** DIRECTIONS FOR THIS TASK **
Copy every line of the listing exactly.

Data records
::::::
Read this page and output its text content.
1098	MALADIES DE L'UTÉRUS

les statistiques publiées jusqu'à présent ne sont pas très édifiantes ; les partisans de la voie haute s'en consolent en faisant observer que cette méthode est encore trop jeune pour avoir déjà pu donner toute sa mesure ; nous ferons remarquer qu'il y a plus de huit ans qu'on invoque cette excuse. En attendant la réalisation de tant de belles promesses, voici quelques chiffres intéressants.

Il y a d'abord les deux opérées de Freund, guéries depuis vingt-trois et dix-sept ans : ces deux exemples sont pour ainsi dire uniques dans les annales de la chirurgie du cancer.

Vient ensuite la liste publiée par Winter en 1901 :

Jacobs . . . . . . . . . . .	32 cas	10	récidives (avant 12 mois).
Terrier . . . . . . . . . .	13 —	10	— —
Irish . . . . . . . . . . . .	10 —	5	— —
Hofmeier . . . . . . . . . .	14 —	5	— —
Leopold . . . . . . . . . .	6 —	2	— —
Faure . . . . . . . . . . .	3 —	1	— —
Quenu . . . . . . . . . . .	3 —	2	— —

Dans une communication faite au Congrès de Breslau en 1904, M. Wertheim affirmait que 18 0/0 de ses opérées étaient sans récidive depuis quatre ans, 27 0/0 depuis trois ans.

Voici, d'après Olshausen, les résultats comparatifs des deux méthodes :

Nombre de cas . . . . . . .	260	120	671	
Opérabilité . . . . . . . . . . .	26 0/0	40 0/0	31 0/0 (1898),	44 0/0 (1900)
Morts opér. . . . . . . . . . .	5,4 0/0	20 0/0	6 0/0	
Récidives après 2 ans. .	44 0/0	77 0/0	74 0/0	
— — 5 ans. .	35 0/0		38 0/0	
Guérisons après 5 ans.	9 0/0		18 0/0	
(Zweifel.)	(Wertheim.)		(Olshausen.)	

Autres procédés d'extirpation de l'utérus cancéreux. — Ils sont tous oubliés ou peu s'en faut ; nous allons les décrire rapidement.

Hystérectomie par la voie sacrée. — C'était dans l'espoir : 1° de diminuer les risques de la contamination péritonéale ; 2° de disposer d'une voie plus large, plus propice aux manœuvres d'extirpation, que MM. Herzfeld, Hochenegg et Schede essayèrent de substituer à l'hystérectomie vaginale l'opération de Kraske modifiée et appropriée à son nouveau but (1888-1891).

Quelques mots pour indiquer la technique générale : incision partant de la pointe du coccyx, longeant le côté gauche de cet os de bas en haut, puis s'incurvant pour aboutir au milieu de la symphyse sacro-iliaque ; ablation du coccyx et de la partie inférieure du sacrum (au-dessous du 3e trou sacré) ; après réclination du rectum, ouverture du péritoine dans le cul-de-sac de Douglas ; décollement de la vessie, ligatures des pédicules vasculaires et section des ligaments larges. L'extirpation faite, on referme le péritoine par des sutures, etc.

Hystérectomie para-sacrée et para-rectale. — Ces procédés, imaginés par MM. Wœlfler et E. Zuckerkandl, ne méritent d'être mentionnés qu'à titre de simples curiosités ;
::::::
** RESPONSE TO THIS EXERCISE **
Read this page and output its text content.
1098	MALADIES DE L'UTÉRUS

les statistiques publiées jusqu'à présent ne sont pas très édifiantes ; les partisans de la voie haute s'en consolent en faisant observer que cette méthode est encore trop jeune pour avoir déjà pu donner toute sa mesure ; nous ferons remarquer qu'il y a plus de huit ans qu'on invoque cette excuse. En attendant la réalisation de tant de belles promesses, voici quelques chiffres intéressants.

Il y a d'abord les deux opérées de Freund, guéries depuis vingt-trois et dix-sept ans : ces deux exemples sont pour ainsi dire uniques dans les annales de la chirurgie du cancer.

Vient ensuite la liste publiée par Winter en 1901 :

Jacobs . . . . . . . . . . .	32 cas	10	récidives (avant 12 mois).
Terrier . . . . . . . . . .	13 —	10	— —
Irish . . . . . . . . . . . .	10 —	5	— —
Hofmeier . . . . . . . . . .	14 —	5	— —
Leopold . . . . . . . . . .	6 —	2	— —
Faure . . . . . . . . . . .	3 —	1	— —
Quenu . . . . . . . . . . .	3 —	2	— —

Dans une communication faite au Congrès de Breslau en 1904, M. Wertheim affirmait que 18 0/0 de ses opérées étaient sans récidive depuis quatre ans, 27 0/0 depuis trois ans.

Voici, d'après Olshausen, les résultats comparatifs des deux méthodes :

Nombre de cas . . . . . . .	260	120	671	
Opérabilité . . . . . . . . . . .	26 0/0	40 0/0	31 0/0 (1898),	44 0/0 (1900)
Morts opér. . . . . . . . . . .	5,4 0/0	20 0/0	6 0/0	
Récidives après 2 ans. .	44 0/0	77 0/0	74 0/0	
— — 5 ans. .	35 0/0		38 0/0	
Guérisons après 5 ans.	9 0/0		18 0/0	
(Zweifel.)	(Wertheim.)		(Olshausen.)	

Autres procédés d'extirpation de l'utérus cancéreux. — Ils sont tous oubliés ou peu s'en faut ; nous allons les décrire rapidement.

Hystérectomie par la voie sacrée. — C'était dans l'espoir : 1° de diminuer les risques de la contamination péritonéale ; 2° de disposer d'une voie plus large, plus propice aux manœuvres d'extirpation, que MM. Herzfeld, Hochenegg et Schede essayèrent de substituer à l'hystérectomie vaginale l'opération de Kraske modifiée et appropriée à son nouveau but (1888-1891).

Quelques mots pour indiquer la technique générale : incision partant de la pointe du coccyx, longeant le côté gauche de cet os de bas en haut, puis s'incurvant pour aboutir au milieu de la symphyse sacro-iliaque ; ablation du coccyx et de la partie inférieure du sacrum (au-dessous du 3e trou sacré) ; après réclination du rectum, ouverture du péritoine dans le cul-de-sac de Douglas ; décollement de la vessie, ligatures des pédicules vasculaires et section des ligaments larges. L'extirpation faite, on referme le péritoine par des sutures, etc.

Hystérectomie para-sacrée et para-rectale. — Ces procédés, imaginés par MM. Wœlfler et E. Zuckerkandl, ne méritent d'être mentionnés qu'à titre de simples curiosités ;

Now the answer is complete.